# [WHAT THIS TASK INVOLVES]
Can you continue the excerpt below about Sir Frederick Eden and his family, starting right after its last sentence?

Eden's diaries, kept from 1773 to 1805, contain various references to the Rev. Boucher, mentioning, for example, a stay in Epsom during 1795 when they visited Horton Lodge (the residence of Eden's mentally impaired aunt, Hon. Louisa Calvert Browning, relict of John Browning decd.) [LINK Frederick Calvert, 6th, and last, Baron Baltimore.
Sir Frederick fathered 9 children of whom two died in infancy. Ironically, the eldest, (also called Frederick who became the third baronet) was killed, aged only 16, on 24 December 1814, in the Anglo-American war of 1812. He had been attached, as an Ensign, to 85th (Bucks Volunteer) Light Infantry, but, at the Battle of New Orleans, was struck and "horribly mutilated. He lived long enough to make his will and then died in a delirium of agony." Of the surviving sons, one succeeded as third baronet, and others became, respectively, Bishop of Moray & Ross and Primus of the Scottish Episcopal Church, a Lieutenant General, and a Vice -Admiral (Commissioner of the Admiralty/ 2nd Sea Lord).

# [EXTRACTED MATERIAL]
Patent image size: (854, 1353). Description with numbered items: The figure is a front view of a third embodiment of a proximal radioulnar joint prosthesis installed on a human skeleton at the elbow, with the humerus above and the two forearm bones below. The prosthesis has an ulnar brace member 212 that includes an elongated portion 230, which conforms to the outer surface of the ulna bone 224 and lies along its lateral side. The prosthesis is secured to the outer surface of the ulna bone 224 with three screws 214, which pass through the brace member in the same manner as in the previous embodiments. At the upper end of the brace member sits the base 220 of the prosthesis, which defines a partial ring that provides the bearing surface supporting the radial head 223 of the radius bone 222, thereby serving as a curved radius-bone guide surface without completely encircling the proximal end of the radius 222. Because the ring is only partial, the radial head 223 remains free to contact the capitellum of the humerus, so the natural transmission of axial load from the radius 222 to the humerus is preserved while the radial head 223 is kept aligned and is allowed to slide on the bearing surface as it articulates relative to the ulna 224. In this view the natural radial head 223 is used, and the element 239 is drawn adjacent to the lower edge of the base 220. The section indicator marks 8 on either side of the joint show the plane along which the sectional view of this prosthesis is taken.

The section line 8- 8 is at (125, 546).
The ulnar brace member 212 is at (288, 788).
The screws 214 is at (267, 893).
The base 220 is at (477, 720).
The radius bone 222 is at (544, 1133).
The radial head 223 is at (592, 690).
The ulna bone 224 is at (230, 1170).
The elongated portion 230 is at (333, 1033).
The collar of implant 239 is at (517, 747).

# [EXERCISE ANSWER]
By 1802, FME was seeking a charter for a new insurance provider but he failed and so The Globe Insurance Company was incorporated in 1803. (Explaining why Sir Frederick went on to publish, in November 1806, a pamphlet, On the policy and expediency of granting insurance charters.) The company's office was set up, with the family in residence, on Pall Mall. There, on 3 July 1808, Lady Eden was delivered of her seventh son who was named Charles. A week later, another of her boys came home from boarding school suffering from scarlet fever and he passed on the infection to his Mother resulting, sadly, in her demise on 14 July. Sir Frederick Morton Eden survived her only until 14 November 1809, when he collapsed and died in the Globe's offices - at the same age, 43, as had his father and grandfather. [Some sources suggest, mistakenly, that he passed away in the Carlton Club but this was not established on the site of FME's house until 1835 in premises later destroyed by an air raid during the Second World War.] Lady Ann and Sir Frederick were laid to rest together in Ealing parish church.
As a footnote to history, Robert Anthony Eden, 1st Earl of Avon, was Sir Frederick Morton Eden's great-grandson and he even contemplated incorporating "Maryland" into his title when ennobled. The late Prime Minister is said to have been so greatly influenced by his forebear's writings that he kept a copy of The State of the Poor available for reference throughout his lifetime.